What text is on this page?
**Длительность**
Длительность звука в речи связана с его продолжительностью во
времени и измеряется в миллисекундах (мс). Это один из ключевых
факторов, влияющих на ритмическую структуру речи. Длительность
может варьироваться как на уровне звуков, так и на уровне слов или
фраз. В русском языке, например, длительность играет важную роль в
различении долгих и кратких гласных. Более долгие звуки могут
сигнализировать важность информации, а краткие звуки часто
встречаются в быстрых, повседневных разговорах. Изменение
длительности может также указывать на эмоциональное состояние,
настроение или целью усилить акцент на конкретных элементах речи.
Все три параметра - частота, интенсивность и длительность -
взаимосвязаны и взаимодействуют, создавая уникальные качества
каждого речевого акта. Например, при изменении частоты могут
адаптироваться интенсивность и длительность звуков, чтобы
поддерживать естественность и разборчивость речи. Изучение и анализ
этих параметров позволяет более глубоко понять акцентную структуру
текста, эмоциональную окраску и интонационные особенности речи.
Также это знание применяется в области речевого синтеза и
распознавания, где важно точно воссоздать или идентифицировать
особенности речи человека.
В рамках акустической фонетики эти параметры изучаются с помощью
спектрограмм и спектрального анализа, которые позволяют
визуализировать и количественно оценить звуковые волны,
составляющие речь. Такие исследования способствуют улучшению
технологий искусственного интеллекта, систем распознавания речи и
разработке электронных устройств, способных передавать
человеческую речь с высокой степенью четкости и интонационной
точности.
--------------------
Problem to solve:
Pick out and copy the lines of the entries that hold the string "речевого".

Response for this exercise:
каждого речевого акта. Например, при изменении частоты могут
Также это знание применяется в области речевого синтеза и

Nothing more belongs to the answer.